REQUIRED ACTION: Find the string "Pritzwalk" in the records and copy each line where it occurs.

RECORDS TO PROCESS:
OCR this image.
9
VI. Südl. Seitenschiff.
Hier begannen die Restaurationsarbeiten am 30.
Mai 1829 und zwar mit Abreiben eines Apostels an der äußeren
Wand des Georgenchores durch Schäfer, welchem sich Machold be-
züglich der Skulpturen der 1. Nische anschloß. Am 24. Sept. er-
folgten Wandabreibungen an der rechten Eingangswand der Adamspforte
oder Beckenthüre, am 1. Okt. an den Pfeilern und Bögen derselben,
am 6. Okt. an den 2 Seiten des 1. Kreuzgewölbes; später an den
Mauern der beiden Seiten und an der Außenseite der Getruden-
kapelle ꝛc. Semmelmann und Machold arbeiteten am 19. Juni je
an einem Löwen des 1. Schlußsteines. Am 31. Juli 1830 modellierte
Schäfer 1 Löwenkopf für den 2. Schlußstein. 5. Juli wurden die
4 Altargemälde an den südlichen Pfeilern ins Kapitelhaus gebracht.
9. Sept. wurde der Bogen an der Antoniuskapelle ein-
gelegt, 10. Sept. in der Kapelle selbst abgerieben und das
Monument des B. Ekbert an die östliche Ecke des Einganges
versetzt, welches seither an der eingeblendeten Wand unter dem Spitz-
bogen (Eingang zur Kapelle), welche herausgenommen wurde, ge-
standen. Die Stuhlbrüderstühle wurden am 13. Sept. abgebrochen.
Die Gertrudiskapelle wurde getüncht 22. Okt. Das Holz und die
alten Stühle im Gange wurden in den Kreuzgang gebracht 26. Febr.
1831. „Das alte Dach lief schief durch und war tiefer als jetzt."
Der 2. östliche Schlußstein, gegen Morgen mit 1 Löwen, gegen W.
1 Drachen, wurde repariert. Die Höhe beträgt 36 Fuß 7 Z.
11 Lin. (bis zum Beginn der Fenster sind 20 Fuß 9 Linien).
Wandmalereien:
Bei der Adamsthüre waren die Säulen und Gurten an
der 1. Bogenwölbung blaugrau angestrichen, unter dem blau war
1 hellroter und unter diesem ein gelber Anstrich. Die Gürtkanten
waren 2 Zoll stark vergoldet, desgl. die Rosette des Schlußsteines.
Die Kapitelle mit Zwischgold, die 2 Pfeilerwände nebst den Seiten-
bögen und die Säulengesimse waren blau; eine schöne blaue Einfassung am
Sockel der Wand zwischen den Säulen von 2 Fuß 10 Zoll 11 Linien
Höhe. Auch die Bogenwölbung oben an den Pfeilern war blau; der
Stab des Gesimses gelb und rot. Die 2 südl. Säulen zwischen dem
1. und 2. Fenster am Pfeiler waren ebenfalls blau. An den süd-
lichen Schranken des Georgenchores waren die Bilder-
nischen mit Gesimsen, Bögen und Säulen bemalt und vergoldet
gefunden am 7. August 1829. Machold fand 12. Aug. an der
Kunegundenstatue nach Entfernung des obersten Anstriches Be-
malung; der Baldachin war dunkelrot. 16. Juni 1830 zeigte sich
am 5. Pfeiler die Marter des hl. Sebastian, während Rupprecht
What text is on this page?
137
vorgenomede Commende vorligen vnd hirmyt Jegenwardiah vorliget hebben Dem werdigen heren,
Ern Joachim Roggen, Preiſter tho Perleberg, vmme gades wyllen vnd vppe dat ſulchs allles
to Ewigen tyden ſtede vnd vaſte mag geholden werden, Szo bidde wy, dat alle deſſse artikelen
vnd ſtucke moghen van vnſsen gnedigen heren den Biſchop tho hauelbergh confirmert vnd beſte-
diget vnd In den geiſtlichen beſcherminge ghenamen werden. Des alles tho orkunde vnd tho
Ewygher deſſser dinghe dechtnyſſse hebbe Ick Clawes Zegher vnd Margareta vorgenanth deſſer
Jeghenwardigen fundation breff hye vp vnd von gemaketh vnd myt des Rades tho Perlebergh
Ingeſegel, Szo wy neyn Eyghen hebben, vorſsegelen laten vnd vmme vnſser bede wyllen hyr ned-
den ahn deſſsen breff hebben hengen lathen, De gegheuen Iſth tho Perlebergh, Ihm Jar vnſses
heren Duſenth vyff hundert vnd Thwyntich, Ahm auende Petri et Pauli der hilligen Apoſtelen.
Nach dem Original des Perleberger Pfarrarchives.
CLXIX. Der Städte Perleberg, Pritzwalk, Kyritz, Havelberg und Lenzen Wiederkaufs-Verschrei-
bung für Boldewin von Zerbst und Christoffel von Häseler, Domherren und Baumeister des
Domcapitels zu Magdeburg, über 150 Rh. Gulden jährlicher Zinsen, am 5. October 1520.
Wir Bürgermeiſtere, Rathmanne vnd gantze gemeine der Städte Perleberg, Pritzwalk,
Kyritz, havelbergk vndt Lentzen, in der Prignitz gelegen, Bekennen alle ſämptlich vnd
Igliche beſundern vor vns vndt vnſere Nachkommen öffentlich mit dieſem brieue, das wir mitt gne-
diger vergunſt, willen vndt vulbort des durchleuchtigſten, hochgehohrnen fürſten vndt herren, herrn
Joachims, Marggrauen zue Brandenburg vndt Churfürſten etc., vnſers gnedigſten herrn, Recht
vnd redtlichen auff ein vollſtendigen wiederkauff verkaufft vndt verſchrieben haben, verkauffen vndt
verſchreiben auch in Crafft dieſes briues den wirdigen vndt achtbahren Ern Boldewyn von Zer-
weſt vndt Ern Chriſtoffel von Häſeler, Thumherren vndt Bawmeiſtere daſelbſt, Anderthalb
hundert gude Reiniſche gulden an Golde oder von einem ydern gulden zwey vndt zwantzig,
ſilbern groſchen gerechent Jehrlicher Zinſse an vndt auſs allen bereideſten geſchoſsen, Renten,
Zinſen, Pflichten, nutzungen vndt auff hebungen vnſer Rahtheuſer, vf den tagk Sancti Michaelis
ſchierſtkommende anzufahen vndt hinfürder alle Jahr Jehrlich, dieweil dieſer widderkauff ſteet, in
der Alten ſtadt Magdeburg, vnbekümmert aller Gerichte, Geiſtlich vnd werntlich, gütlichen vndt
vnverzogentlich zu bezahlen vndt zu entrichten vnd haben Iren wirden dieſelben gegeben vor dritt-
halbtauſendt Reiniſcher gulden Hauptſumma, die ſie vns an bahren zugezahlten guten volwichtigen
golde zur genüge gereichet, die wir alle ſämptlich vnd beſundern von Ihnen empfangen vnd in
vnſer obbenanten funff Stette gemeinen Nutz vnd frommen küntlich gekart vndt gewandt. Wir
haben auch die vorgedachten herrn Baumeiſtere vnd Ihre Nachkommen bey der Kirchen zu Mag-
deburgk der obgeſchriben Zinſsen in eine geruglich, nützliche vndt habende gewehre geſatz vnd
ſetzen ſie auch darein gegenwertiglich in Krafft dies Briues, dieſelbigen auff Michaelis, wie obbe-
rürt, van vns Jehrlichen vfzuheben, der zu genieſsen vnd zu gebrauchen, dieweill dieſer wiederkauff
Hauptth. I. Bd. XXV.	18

TASK ANSWER:
CLXIX. Der Städte Perleberg, Pritzwalk, Kyritz, Havelberg und Lenzen Wiederkaufs-Verschrei-
Wir Bürgermeiſtere, Rathmanne vnd gantze gemeine der Städte Perleberg, Pritzwalk,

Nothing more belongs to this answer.